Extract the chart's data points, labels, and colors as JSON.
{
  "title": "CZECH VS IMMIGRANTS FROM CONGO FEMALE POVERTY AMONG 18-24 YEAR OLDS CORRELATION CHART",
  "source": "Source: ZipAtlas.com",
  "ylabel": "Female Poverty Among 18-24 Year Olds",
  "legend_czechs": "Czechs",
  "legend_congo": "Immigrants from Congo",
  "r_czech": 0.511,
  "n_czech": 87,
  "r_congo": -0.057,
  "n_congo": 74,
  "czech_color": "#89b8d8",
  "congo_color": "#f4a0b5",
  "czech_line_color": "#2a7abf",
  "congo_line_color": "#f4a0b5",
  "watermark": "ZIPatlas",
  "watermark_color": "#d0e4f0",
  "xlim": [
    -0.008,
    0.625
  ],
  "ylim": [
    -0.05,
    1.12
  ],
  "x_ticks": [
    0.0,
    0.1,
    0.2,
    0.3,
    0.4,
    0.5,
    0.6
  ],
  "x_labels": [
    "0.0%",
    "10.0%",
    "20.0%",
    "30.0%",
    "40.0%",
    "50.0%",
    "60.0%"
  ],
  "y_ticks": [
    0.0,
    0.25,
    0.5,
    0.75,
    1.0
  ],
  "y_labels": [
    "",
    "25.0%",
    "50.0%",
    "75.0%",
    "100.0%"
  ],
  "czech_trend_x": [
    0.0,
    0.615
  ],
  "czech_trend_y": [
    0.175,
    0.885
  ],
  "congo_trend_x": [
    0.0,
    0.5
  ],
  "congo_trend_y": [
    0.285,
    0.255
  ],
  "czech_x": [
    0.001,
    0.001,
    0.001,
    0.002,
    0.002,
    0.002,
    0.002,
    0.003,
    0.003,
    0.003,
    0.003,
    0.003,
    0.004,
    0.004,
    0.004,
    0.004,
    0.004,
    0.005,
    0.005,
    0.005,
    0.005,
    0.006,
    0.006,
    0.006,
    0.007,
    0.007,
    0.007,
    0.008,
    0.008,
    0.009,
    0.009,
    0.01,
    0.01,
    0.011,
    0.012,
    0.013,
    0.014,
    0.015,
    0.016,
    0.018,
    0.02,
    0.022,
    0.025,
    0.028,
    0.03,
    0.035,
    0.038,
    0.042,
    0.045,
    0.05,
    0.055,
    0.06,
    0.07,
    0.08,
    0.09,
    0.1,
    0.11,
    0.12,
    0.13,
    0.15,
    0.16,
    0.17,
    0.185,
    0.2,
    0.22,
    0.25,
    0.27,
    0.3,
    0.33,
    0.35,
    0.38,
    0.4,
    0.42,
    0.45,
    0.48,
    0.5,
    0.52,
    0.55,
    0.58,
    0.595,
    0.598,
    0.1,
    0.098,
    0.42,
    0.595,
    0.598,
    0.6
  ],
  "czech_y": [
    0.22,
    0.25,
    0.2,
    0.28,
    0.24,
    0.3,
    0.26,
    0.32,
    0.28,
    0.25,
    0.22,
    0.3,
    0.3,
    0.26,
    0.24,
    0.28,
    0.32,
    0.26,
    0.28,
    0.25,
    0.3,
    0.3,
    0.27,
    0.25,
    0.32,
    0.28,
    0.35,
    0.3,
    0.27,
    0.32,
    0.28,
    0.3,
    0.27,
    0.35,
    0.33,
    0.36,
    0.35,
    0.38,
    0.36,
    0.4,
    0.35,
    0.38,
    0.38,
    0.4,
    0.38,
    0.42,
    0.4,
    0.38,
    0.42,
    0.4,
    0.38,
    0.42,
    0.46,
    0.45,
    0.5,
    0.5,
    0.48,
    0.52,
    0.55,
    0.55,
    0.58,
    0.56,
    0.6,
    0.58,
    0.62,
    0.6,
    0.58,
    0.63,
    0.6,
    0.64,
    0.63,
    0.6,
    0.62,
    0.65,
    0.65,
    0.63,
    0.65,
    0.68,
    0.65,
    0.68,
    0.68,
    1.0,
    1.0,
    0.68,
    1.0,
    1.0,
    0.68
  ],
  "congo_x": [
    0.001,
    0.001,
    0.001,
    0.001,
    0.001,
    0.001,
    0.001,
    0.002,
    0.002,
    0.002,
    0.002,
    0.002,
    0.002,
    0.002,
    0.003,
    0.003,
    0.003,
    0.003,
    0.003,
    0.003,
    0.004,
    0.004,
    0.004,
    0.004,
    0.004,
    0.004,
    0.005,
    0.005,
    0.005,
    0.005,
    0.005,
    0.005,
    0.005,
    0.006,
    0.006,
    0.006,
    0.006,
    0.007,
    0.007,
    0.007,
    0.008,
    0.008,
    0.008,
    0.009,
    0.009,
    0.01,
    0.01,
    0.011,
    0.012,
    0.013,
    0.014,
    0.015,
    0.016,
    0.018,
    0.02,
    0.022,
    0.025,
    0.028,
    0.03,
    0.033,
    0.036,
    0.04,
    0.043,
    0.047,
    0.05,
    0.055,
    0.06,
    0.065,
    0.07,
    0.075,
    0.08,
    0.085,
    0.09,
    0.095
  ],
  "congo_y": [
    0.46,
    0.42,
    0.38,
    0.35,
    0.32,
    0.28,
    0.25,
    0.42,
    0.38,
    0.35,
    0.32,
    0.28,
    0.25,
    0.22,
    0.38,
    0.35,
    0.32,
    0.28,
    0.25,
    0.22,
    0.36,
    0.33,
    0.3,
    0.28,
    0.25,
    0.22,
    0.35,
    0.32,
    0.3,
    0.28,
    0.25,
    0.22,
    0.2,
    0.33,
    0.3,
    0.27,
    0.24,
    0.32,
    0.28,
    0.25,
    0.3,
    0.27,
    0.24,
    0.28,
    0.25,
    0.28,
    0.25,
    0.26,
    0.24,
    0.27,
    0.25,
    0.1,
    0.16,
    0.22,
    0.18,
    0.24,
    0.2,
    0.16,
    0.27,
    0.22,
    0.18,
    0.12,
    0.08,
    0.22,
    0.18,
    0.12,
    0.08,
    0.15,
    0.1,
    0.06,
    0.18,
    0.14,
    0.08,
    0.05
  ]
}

▶ Instruction:
Set out the complete listing exactly as shown.

▶ Exercise response:
Extract the chart's data points, labels, and colors as JSON.
{
  "title": "CZECH VS IMMIGRANTS FROM CONGO FEMALE POVERTY AMONG 18-24 YEAR OLDS CORRELATION CHART",
  "source": "Source: ZipAtlas.com",
  "ylabel": "Female Poverty Among 18-24 Year Olds",
  "legend_czechs": "Czechs",
  "legend_congo": "Immigrants from Congo",
  "r_czech": 0.511,
  "n_czech": 87,
  "r_congo": -0.057,
  "n_congo": 74,
  "czech_color": "#89b8d8",
  "congo_color": "#f4a0b5",
  "czech_line_color": "#2a7abf",
  "congo_line_color": "#f4a0b5",
  "watermark": "ZIPatlas",
  "watermark_color": "#d0e4f0",
  "xlim": [
    -0.008,
    0.625
  ],
  "ylim": [
    -0.05,
    1.12
  ],
  "x_ticks": [
    0.0,
    0.1,
    0.2,
    0.3,
    0.4,
    0.5,
    0.6
  ],
  "x_labels": [
    "0.0%",
    "10.0%",
    "20.0%",
    "30.0%",
    "40.0%",
    "50.0%",
    "60.0%"
  ],
  "y_ticks": [
    0.0,
    0.25,
    0.5,
    0.75,
    1.0
  ],
  "y_labels": [
    "",
    "25.0%",
    "50.0%",
    "75.0%",
    "100.0%"
  ],
  "czech_trend_x": [
    0.0,
    0.615
  ],
  "czech_trend_y": [
    0.175,
    0.885
  ],
  "congo_trend_x": [
    0.0,
    0.5
  ],
  "congo_trend_y": [
    0.285,
    0.255
  ],
  "czech_x": [
    0.001,
    0.001,
    0.001,
    0.002,
    0.002,
    0.002,
    0.002,
    0.003,
    0.003,
    0.003,
    0.003,
    0.003,
    0.004,
    0.004,
    0.004,
    0.004,
    0.004,
    0.005,
    0.005,
    0.005,
    0.005,
    0.006,
    0.006,
    0.006,
    0.007,
    0.007,
    0.007,
    0.008,
    0.008,
    0.009,
    0.009,
    0.01,
    0.01,
    0.011,
    0.012,
    0.013,
    0.014,
    0.015,
    0.016,
    0.018,
    0.02,
    0.022,
    0.025,
    0.028,
    0.03,
    0.035,
    0.038,
    0.042,
    0.045,
    0.05,
    0.055,
    0.06,
    0.07,
    0.08,
    0.09,
    0.1,
    0.11,
    0.12,
    0.13,
    0.15,
    0.16,
    0.17,
    0.185,
    0.2,
    0.22,
    0.25,
    0.27,
    0.3,
    0.33,
    0.35,
    0.38,
    0.4,
    0.42,
    0.45,
    0.48,
    0.5,
    0.52,
    0.55,
    0.58,
    0.595,
    0.598,
    0.1,
    0.098,
    0.42,
    0.595,
    0.598,
    0.6
  ],
  "czech_y": [
    0.22,
    0.25,
    0.2,
    0.28,
    0.24,
    0.3,
    0.26,
    0.32,
    0.28,
    0.25,
    0.22,
    0.3,
    0.3,
    0.26,
    0.24,
    0.28,
    0.32,
    0.26,
    0.28,
    0.25,
    0.3,
    0.3,
    0.27,
    0.25,
    0.32,
    0.28,
    0.35,
    0.3,
    0.27,
    0.32,
    0.28,
    0.3,
    0.27,
    0.35,
    0.33,
    0.36,
    0.35,
    0.38,
    0.36,
    0.4,
    0.35,
    0.38,
    0.38,
    0.4,
    0.38,
    0.42,
    0.4,
    0.38,
    0.42,
    0.4,
    0.38,
    0.42,
    0.46,
    0.45,
    0.5,
    0.5,
    0.48,
    0.52,
    0.55,
    0.55,
    0.58,
    0.56,
    0.6,
    0.58,
    0.62,
    0.6,
    0.58,
    0.63,
    0.6,
    0.64,
    0.63,
    0.6,
    0.62,
    0.65,
    0.65,
    0.63,
    0.65,
    0.68,
    0.65,
    0.68,
    0.68,
    1.0,
    1.0,
    0.68,
    1.0,
    1.0,
    0.68
  ],
  "congo_x": [
    0.001,
    0.001,
    0.001,
    0.001,
    0.001,
    0.001,
    0.001,
    0.002,
    0.002,
    0.002,
    0.002,
    0.002,
    0.002,
    0.002,
    0.003,
    0.003,
    0.003,
    0.003,
    0.003,
    0.003,
    0.004,
    0.004,
    0.004,
    0.004,
    0.004,
    0.004,
    0.005,
    0.005,
    0.005,
    0.005,
    0.005,
    0.005,
    0.005,
    0.006,
    0.006,
    0.006,
    0.006,
    0.007,
    0.007,
    0.007,
    0.008,
    0.008,
    0.008,
    0.009,
    0.009,
    0.01,
    0.01,
    0.011,
    0.012,
    0.013,
    0.014,
    0.015,
    0.016,
    0.018,
    0.02,
    0.022,
    0.025,
    0.028,
    0.03,
    0.033,
    0.036,
    0.04,
    0.043,
    0.047,
    0.05,
    0.055,
    0.06,
    0.065,
    0.07,
    0.075,
    0.08,
    0.085,
    0.09,
    0.095
  ],
  "congo_y": [
    0.46,
    0.42,
    0.38,
    0.35,
    0.32,
    0.28,
    0.25,
    0.42,
    0.38,
    0.35,
    0.32,
    0.28,
    0.25,
    0.22,
    0.38,
    0.35,
    0.32,
    0.28,
    0.25,
    0.22,
    0.36,
    0.33,
    0.3,
    0.28,
    0.25,
    0.22,
    0.35,
    0.32,
    0.3,
    0.28,
    0.25,
    0.22,
    0.2,
    0.33,
    0.3,
    0.27,
    0.24,
    0.32,
    0.28,
    0.25,
    0.3,
    0.27,
    0.24,
    0.28,
    0.25,
    0.28,
    0.25,
    0.26,
    0.24,
    0.27,
    0.25,
    0.1,
    0.16,
    0.22,
    0.18,
    0.24,
    0.2,
    0.16,
    0.27,
    0.22,
    0.18,
    0.12,
    0.08,
    0.22,
    0.18,
    0.12,
    0.08,
    0.15,
    0.1,
    0.06,
    0.18,
    0.14,
    0.08,
    0.05
  ]
}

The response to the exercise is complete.